**THE REQUEST:** Set down the full listing exactly as given. Any pictures are to be left out.

Stored data entries
** BEGIN **
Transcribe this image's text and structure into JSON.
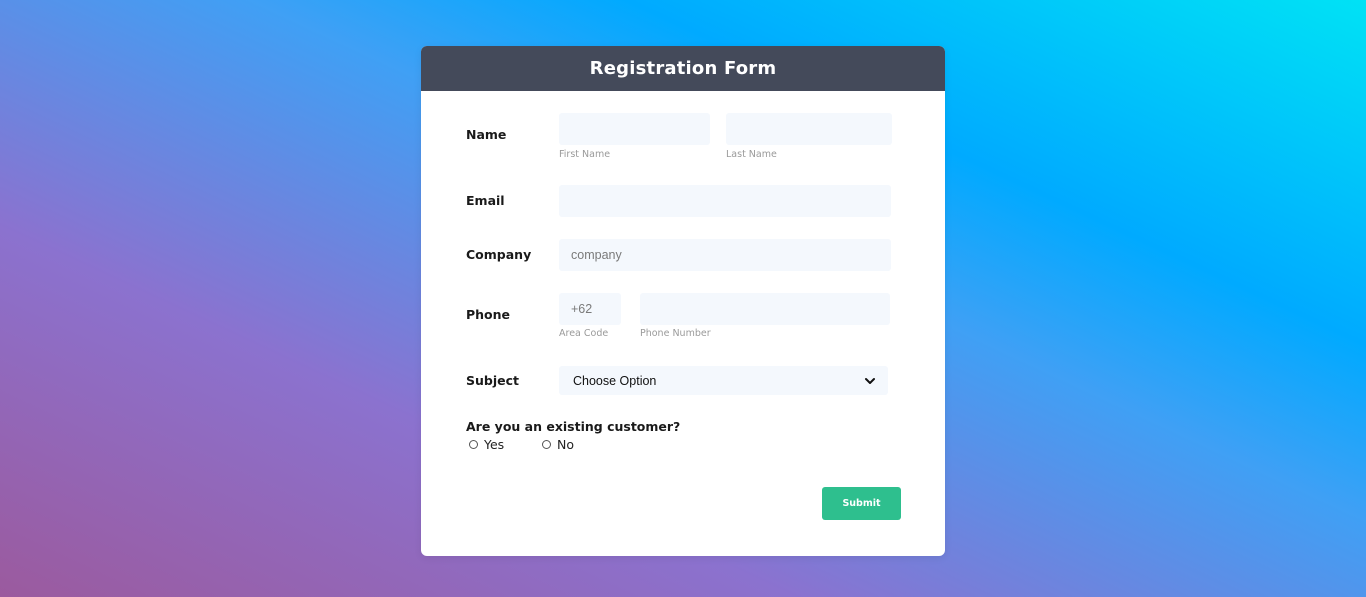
{
  "form": {
    "title": "Registration Form",
    "name": {
      "label": "Name",
      "first": {
        "value": "",
        "placeholder": "",
        "sublabel": "First Name"
      },
      "last": {
        "value": "",
        "placeholder": "",
        "sublabel": "Last Name"
      }
    },
    "email": {
      "label": "Email",
      "value": "",
      "placeholder": ""
    },
    "company": {
      "label": "Company",
      "value": "",
      "placeholder": "company"
    },
    "phone": {
      "label": "Phone",
      "area": {
        "value": "",
        "placeholder": "+62",
        "sublabel": "Area Code"
      },
      "number": {
        "value": "",
        "placeholder": "",
        "sublabel": "Phone Number"
      }
    },
    "subject": {
      "label": "Subject",
      "selected": "Choose Option"
    },
    "customer": {
      "question": "Are you an existing customer?",
      "options": [
        "Yes",
        "No"
      ]
    },
    "submit_label": "Submit"
  }
}
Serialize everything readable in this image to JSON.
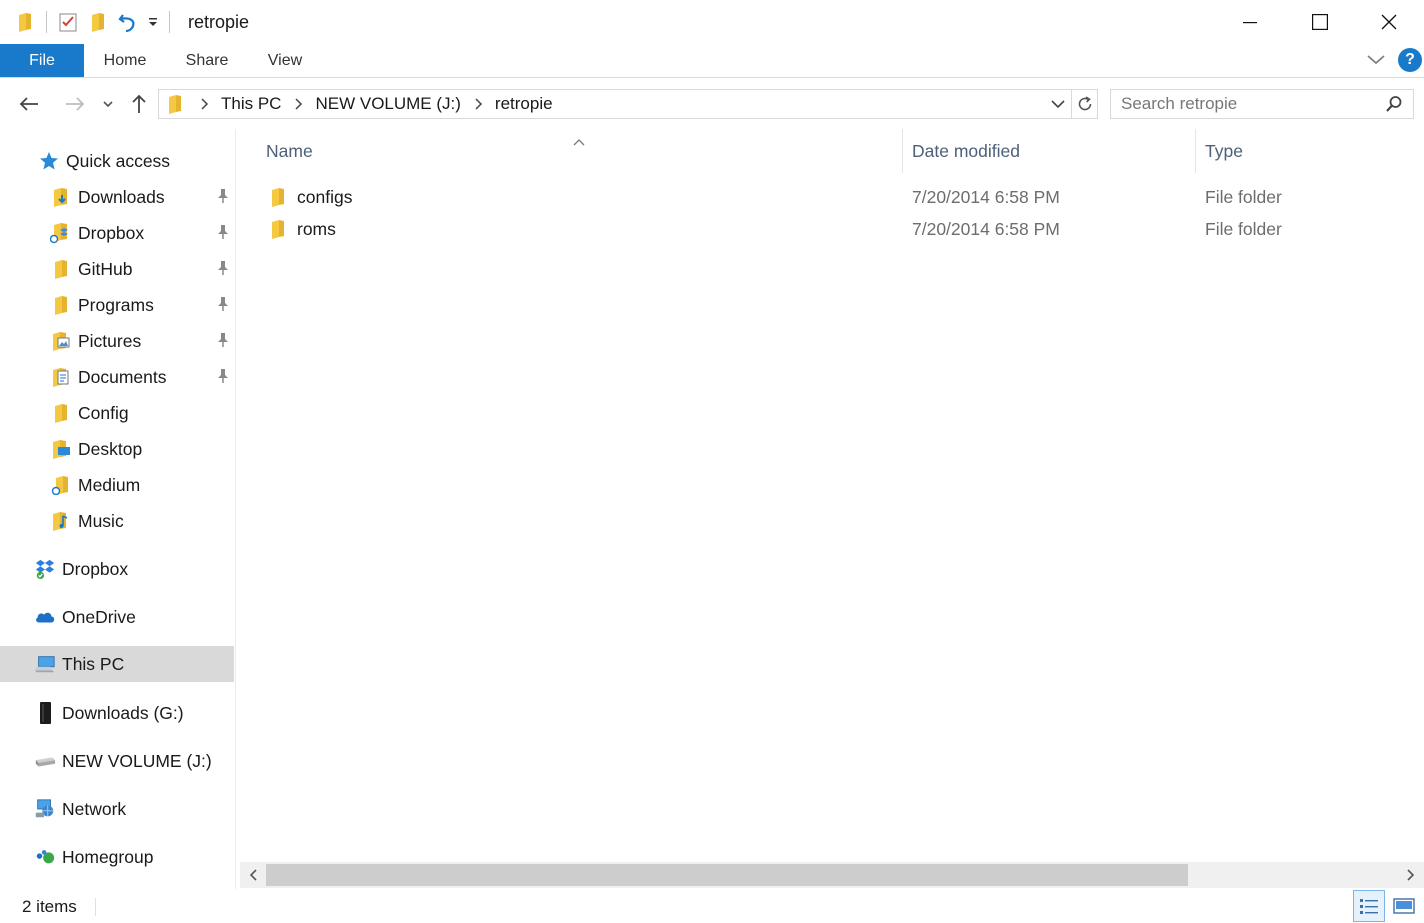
{
  "window": {
    "title": "retropie"
  },
  "ribbon": {
    "tabs": [
      {
        "label": "File"
      },
      {
        "label": "Home"
      },
      {
        "label": "Share"
      },
      {
        "label": "View"
      }
    ],
    "help_label": "?"
  },
  "address": {
    "crumbs": [
      "This PC",
      "NEW VOLUME (J:)",
      "retropie"
    ]
  },
  "search": {
    "placeholder": "Search retropie"
  },
  "sidebar": {
    "quick_access": {
      "label": "Quick access",
      "icon": "star-icon"
    },
    "quick_items": [
      {
        "label": "Downloads",
        "icon": "downloads-folder-icon",
        "pinned": true
      },
      {
        "label": "Dropbox",
        "icon": "dropbox-folder-icon",
        "pinned": true
      },
      {
        "label": "GitHub",
        "icon": "folder-icon",
        "pinned": true
      },
      {
        "label": "Programs",
        "icon": "folder-icon",
        "pinned": true
      },
      {
        "label": "Pictures",
        "icon": "pictures-folder-icon",
        "pinned": true
      },
      {
        "label": "Documents",
        "icon": "documents-folder-icon",
        "pinned": true
      },
      {
        "label": "Config",
        "icon": "folder-icon",
        "pinned": false
      },
      {
        "label": "Desktop",
        "icon": "desktop-folder-icon",
        "pinned": false
      },
      {
        "label": "Medium",
        "icon": "network-folder-icon",
        "pinned": false
      },
      {
        "label": "Music",
        "icon": "music-folder-icon",
        "pinned": false
      }
    ],
    "locations": [
      {
        "label": "Dropbox",
        "icon": "dropbox-icon"
      },
      {
        "label": "OneDrive",
        "icon": "onedrive-icon"
      },
      {
        "label": "This PC",
        "icon": "this-pc-icon",
        "selected": true
      },
      {
        "label": "Downloads (G:)",
        "icon": "external-drive-icon"
      },
      {
        "label": "NEW VOLUME (J:)",
        "icon": "usb-drive-icon"
      },
      {
        "label": "Network",
        "icon": "network-icon"
      },
      {
        "label": "Homegroup",
        "icon": "homegroup-icon"
      }
    ]
  },
  "columns": {
    "name": "Name",
    "date": "Date modified",
    "type": "Type"
  },
  "files": [
    {
      "name": "configs",
      "date": "7/20/2014 6:58 PM",
      "type": "File folder"
    },
    {
      "name": "roms",
      "date": "7/20/2014 6:58 PM",
      "type": "File folder"
    }
  ],
  "status": {
    "count": "2 items"
  },
  "colors": {
    "accent": "#1979ca",
    "folder": "#f5c842",
    "selected_bg": "#d9d9d9"
  }
}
** END **
**EXERCISE OUTPUT:**
Transcribe this image's text and structure into JSON.
{
  "form": {
    "title": "Registration Form",
    "name": {
      "label": "Name",
      "first": {
        "value": "",
        "placeholder": "",
        "sublabel": "First Name"
      },
      "last": {
        "value": "",
        "placeholder": "",
        "sublabel": "Last Name"
      }
    },
    "email": {
      "label": "Email",
      "value": "",
      "placeholder": ""
    },
    "company": {
      "label": "Company",
      "value": "",
      "placeholder": "company"
    },
    "phone": {
      "label": "Phone",
      "area": {
        "value": "",
        "placeholder": "+62",
        "sublabel": "Area Code"
      },
      "number": {
        "value": "",
        "placeholder": "",
        "sublabel": "Phone Number"
      }
    },
    "subject": {
      "label": "Subject",
      "selected": "Choose Option"
    },
    "customer": {
      "question": "Are you an existing customer?",
      "options": [
        "Yes",
        "No"
      ]
    },
    "submit_label": "Submit"
  }
}
Serialize everything readable in this image to JSON.
{
  "window": {
    "title": "retropie"
  },
  "ribbon": {
    "tabs": [
      {
        "label": "File"
      },
      {
        "label": "Home"
      },
      {
        "label": "Share"
      },
      {
        "label": "View"
      }
    ],
    "help_label": "?"
  },
  "address": {
    "crumbs": [
      "This PC",
      "NEW VOLUME (J:)",
      "retropie"
    ]
  },
  "search": {
    "placeholder": "Search retropie"
  },
  "sidebar": {
    "quick_access": {
      "label": "Quick access",
      "icon": "star-icon"
    },
    "quick_items": [
      {
        "label": "Downloads",
        "icon": "downloads-folder-icon",
        "pinned": true
      },
      {
        "label": "Dropbox",
        "icon": "dropbox-folder-icon",
        "pinned": true
      },
      {
        "label": "GitHub",
        "icon": "folder-icon",
        "pinned": true
      },
      {
        "label": "Programs",
        "icon": "folder-icon",
        "pinned": true
      },
      {
        "label": "Pictures",
        "icon": "pictures-folder-icon",
        "pinned": true
      },
      {
        "label": "Documents",
        "icon": "documents-folder-icon",
        "pinned": true
      },
      {
        "label": "Config",
        "icon": "folder-icon",
        "pinned": false
      },
      {
        "label": "Desktop",
        "icon": "desktop-folder-icon",
        "pinned": false
      },
      {
        "label": "Medium",
        "icon": "network-folder-icon",
        "pinned": false
      },
      {
        "label": "Music",
        "icon": "music-folder-icon",
        "pinned": false
      }
    ],
    "locations": [
      {
        "label": "Dropbox",
        "icon": "dropbox-icon"
      },
      {
        "label": "OneDrive",
        "icon": "onedrive-icon"
      },
      {
        "label": "This PC",
        "icon": "this-pc-icon",
        "selected": true
      },
      {
        "label": "Downloads (G:)",
        "icon": "external-drive-icon"
      },
      {
        "label": "NEW VOLUME (J:)",
        "icon": "usb-drive-icon"
      },
      {
        "label": "Network",
        "icon": "network-icon"
      },
      {
        "label": "Homegroup",
        "icon": "homegroup-icon"
      }
    ]
  },
  "columns": {
    "name": "Name",
    "date": "Date modified",
    "type": "Type"
  },
  "files": [
    {
      "name": "configs",
      "date": "7/20/2014 6:58 PM",
      "type": "File folder"
    },
    {
      "name": "roms",
      "date": "7/20/2014 6:58 PM",
      "type": "File folder"
    }
  ],
  "status": {
    "count": "2 items"
  },
  "colors": {
    "accent": "#1979ca",
    "folder": "#f5c842",
    "selected_bg": "#d9d9d9"
  }
}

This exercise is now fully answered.